** Work to be completed **
Return the listing below in full, with every line exactly as it is.

** Records to use **
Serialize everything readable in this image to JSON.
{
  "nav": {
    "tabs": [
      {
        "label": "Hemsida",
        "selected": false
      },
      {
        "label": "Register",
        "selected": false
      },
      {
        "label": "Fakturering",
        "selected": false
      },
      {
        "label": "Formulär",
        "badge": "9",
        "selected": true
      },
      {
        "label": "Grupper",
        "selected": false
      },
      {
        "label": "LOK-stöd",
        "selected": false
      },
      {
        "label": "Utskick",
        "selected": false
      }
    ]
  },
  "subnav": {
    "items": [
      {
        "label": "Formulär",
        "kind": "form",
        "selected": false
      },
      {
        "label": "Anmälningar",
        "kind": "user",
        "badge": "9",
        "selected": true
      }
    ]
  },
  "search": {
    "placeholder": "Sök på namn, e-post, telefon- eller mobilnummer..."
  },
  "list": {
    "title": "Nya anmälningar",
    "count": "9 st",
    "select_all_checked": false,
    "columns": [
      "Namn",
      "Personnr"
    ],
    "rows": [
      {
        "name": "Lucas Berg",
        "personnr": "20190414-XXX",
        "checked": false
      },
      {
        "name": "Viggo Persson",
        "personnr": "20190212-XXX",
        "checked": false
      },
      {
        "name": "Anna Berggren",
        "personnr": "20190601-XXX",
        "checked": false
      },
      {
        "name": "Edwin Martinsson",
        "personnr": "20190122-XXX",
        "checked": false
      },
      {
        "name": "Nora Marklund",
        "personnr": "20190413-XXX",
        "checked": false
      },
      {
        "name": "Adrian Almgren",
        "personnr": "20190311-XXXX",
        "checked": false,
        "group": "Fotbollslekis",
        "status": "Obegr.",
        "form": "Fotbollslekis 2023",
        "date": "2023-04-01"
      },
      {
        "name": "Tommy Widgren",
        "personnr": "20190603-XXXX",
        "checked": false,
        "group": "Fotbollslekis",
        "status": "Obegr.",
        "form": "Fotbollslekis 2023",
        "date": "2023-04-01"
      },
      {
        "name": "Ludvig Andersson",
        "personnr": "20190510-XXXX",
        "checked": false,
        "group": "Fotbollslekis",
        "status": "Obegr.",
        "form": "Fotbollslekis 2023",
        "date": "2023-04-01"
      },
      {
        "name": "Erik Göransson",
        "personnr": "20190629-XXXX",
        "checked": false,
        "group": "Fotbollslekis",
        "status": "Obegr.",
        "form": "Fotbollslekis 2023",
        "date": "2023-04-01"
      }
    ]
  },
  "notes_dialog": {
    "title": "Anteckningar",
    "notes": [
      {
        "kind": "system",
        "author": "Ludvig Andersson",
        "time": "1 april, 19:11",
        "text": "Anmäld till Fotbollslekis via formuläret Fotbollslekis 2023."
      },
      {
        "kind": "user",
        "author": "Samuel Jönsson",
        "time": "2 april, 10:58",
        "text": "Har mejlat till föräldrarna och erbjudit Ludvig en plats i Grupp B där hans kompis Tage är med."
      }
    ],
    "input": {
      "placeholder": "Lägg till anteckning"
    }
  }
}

** Solution for this task **
Serialize everything readable in this image to JSON.
{
  "nav": {
    "tabs": [
      {
        "label": "Hemsida",
        "selected": false
      },
      {
        "label": "Register",
        "selected": false
      },
      {
        "label": "Fakturering",
        "selected": false
      },
      {
        "label": "Formulär",
        "badge": "9",
        "selected": true
      },
      {
        "label": "Grupper",
        "selected": false
      },
      {
        "label": "LOK-stöd",
        "selected": false
      },
      {
        "label": "Utskick",
        "selected": false
      }
    ]
  },
  "subnav": {
    "items": [
      {
        "label": "Formulär",
        "kind": "form",
        "selected": false
      },
      {
        "label": "Anmälningar",
        "kind": "user",
        "badge": "9",
        "selected": true
      }
    ]
  },
  "search": {
    "placeholder": "Sök på namn, e-post, telefon- eller mobilnummer..."
  },
  "list": {
    "title": "Nya anmälningar",
    "count": "9 st",
    "select_all_checked": false,
    "columns": [
      "Namn",
      "Personnr"
    ],
    "rows": [
      {
        "name": "Lucas Berg",
        "personnr": "20190414-XXX",
        "checked": false
      },
      {
        "name": "Viggo Persson",
        "personnr": "20190212-XXX",
        "checked": false
      },
      {
        "name": "Anna Berggren",
        "personnr": "20190601-XXX",
        "checked": false
      },
      {
        "name": "Edwin Martinsson",
        "personnr": "20190122-XXX",
        "checked": false
      },
      {
        "name": "Nora Marklund",
        "personnr": "20190413-XXX",
        "checked": false
      },
      {
        "name": "Adrian Almgren",
        "personnr": "20190311-XXXX",
        "checked": false,
        "group": "Fotbollslekis",
        "status": "Obegr.",
        "form": "Fotbollslekis 2023",
        "date": "2023-04-01"
      },
      {
        "name": "Tommy Widgren",
        "personnr": "20190603-XXXX",
        "checked": false,
        "group": "Fotbollslekis",
        "status": "Obegr.",
        "form": "Fotbollslekis 2023",
        "date": "2023-04-01"
      },
      {
        "name": "Ludvig Andersson",
        "personnr": "20190510-XXXX",
        "checked": false,
        "group": "Fotbollslekis",
        "status": "Obegr.",
        "form": "Fotbollslekis 2023",
        "date": "2023-04-01"
      },
      {
        "name": "Erik Göransson",
        "personnr": "20190629-XXXX",
        "checked": false,
        "group": "Fotbollslekis",
        "status": "Obegr.",
        "form": "Fotbollslekis 2023",
        "date": "2023-04-01"
      }
    ]
  },
  "notes_dialog": {
    "title": "Anteckningar",
    "notes": [
      {
        "kind": "system",
        "author": "Ludvig Andersson",
        "time": "1 april, 19:11",
        "text": "Anmäld till Fotbollslekis via formuläret Fotbollslekis 2023."
      },
      {
        "kind": "user",
        "author": "Samuel Jönsson",
        "time": "2 april, 10:58",
        "text": "Har mejlat till föräldrarna och erbjudit Ludvig en plats i Grupp B där hans kompis Tage är med."
      }
    ],
    "input": {
      "placeholder": "Lägg till anteckning"
    }
  }
}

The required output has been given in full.